CHALLENGE ▸
Copy every line of the data in which the word "JSON" occurs.

RECORDS PROVIDED ▸
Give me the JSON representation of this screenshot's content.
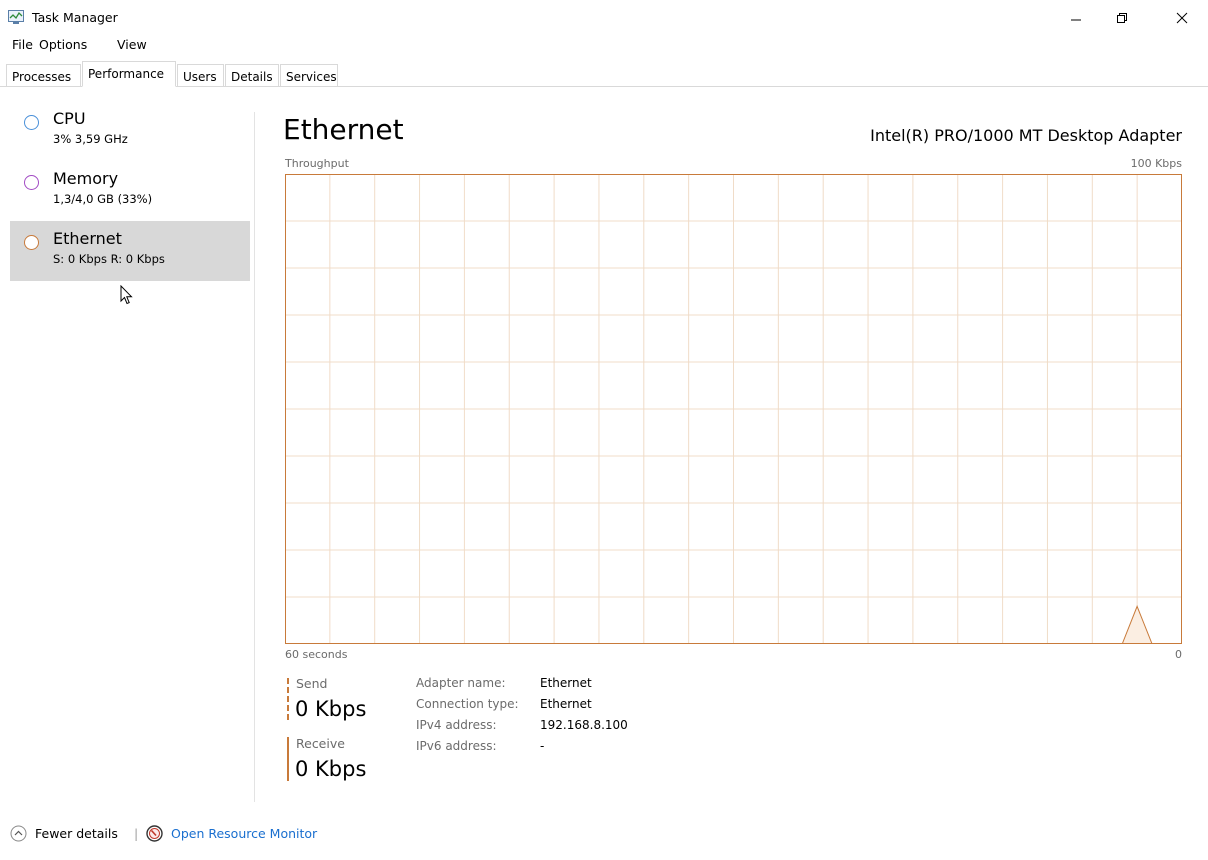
{
  "window": {
    "title": "Task Manager"
  },
  "menu": [
    "File",
    "Options",
    "View"
  ],
  "tabs": [
    {
      "label": "Processes",
      "active": false
    },
    {
      "label": "Performance",
      "active": true
    },
    {
      "label": "Users",
      "active": false
    },
    {
      "label": "Details",
      "active": false
    },
    {
      "label": "Services",
      "active": false
    }
  ],
  "sidebar": {
    "items": [
      {
        "name": "CPU",
        "sub": "3% 3,59 GHz",
        "color": "#4a90d9",
        "selected": false
      },
      {
        "name": "Memory",
        "sub": "1,3/4,0 GB (33%)",
        "color": "#a24bc4",
        "selected": false
      },
      {
        "name": "Ethernet",
        "sub": "S: 0 Kbps R: 0 Kbps",
        "color": "#c87a3a",
        "selected": true
      }
    ]
  },
  "main": {
    "title": "Ethernet",
    "adapter": "Intel(R) PRO/1000 MT Desktop Adapter",
    "graph_label": "Throughput",
    "graph_max": "100 Kbps",
    "graph_time": "60 seconds",
    "graph_min": "0"
  },
  "chart_data": {
    "type": "area",
    "series": [
      {
        "values": [
          0,
          0,
          0,
          0,
          0,
          0,
          0,
          0,
          0,
          0,
          0,
          0,
          0,
          0,
          0,
          0,
          0,
          0,
          0,
          0,
          0,
          0,
          0,
          0,
          0,
          0,
          0,
          0,
          0,
          0,
          0,
          0,
          0,
          0,
          0,
          0,
          0,
          0,
          0,
          0,
          0,
          0,
          0,
          0,
          0,
          0,
          0,
          0,
          0,
          0,
          0,
          0,
          0,
          0,
          0,
          0,
          0,
          8,
          0,
          0,
          0
        ]
      }
    ],
    "ylim": [
      0,
      100
    ],
    "grid": true,
    "color": "#c87a3a"
  },
  "stats": {
    "send_label": "Send",
    "send_value": "0 Kbps",
    "receive_label": "Receive",
    "receive_value": "0 Kbps"
  },
  "info": [
    {
      "label": "Adapter name:",
      "value": "Ethernet"
    },
    {
      "label": "Connection type:",
      "value": "Ethernet"
    },
    {
      "label": "IPv4 address:",
      "value": "192.168.8.100"
    },
    {
      "label": "IPv6 address:",
      "value": "-"
    }
  ],
  "footer": {
    "fewer_details": "Fewer details",
    "resource_monitor": "Open Resource Monitor"
  }
}
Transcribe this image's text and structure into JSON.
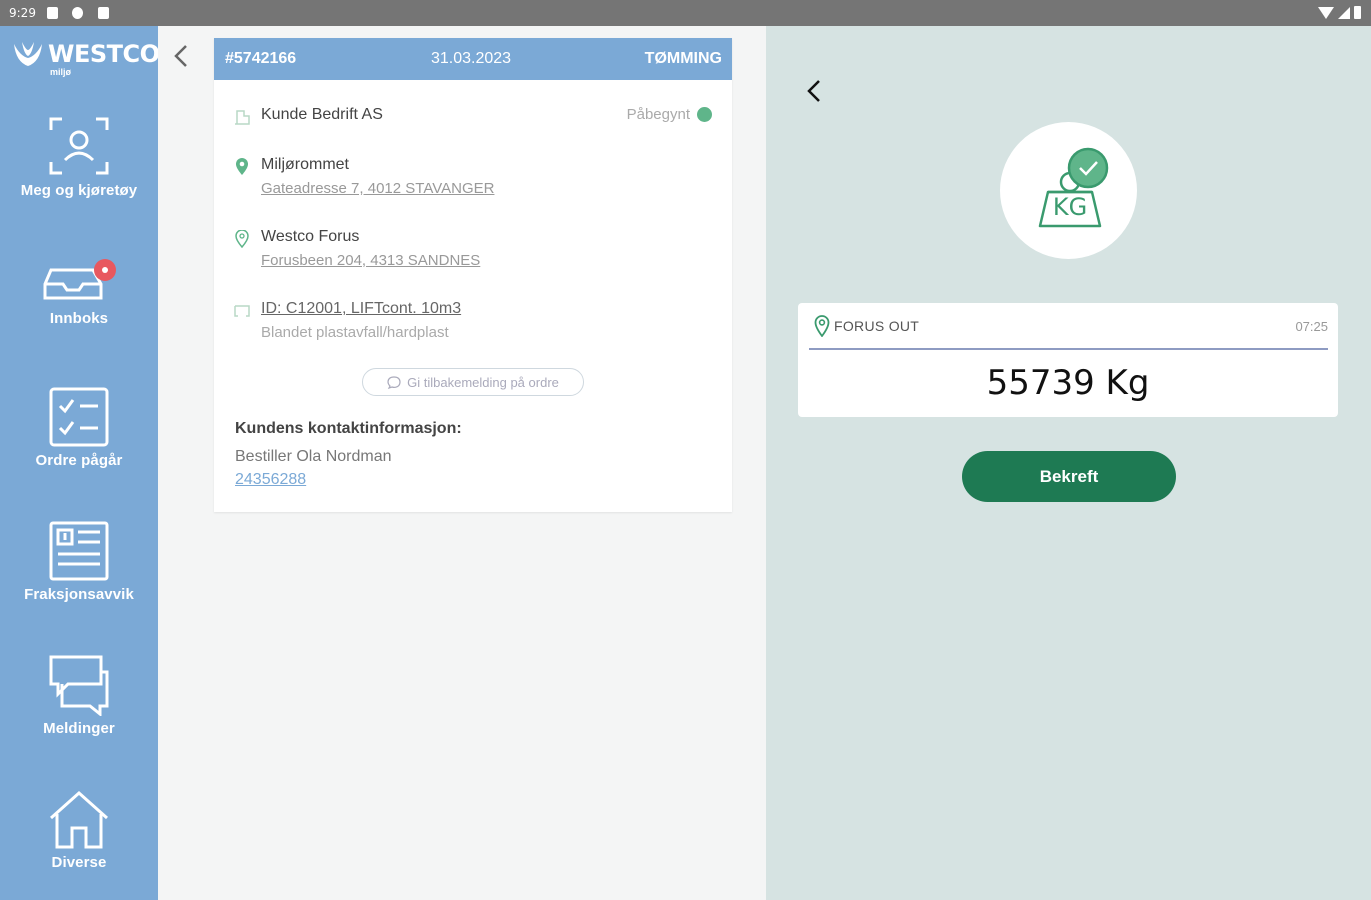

SOLVED PROBLEM ▸
Give me the JSON representation of this screenshot's content.
Transcribe this image's text and structure into JSON.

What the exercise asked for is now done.